THE PROBLEM: Using the records provided below, locate and copy each line that contains the word "分步沉淀".

++++++++++

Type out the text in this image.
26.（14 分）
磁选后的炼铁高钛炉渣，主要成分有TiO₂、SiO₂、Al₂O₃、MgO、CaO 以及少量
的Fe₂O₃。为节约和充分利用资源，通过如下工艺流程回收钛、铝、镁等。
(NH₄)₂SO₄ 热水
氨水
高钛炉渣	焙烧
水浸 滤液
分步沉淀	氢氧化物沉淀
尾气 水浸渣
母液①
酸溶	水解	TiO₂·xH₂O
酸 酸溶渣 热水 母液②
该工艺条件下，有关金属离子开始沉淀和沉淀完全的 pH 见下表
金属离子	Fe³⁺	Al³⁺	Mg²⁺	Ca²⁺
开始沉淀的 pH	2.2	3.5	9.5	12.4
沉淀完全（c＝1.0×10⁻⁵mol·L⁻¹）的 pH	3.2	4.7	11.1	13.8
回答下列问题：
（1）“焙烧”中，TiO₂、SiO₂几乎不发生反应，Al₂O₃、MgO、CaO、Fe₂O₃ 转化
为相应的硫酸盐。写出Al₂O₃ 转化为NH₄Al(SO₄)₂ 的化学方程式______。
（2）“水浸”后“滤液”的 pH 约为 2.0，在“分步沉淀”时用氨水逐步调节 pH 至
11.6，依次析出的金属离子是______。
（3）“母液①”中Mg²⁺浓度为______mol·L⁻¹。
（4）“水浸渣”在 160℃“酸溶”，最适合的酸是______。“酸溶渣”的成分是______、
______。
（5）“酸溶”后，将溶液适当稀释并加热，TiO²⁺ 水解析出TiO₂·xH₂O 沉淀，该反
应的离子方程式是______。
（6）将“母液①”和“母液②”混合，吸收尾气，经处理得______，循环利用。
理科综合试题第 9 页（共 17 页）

++++++++++

EXERCISE OUTPUT:
分步沉淀	氢氧化物沉淀
（2）“水浸”后“滤液”的 pH 约为 2.0，在“分步沉淀”时用氨水逐步调节 pH 至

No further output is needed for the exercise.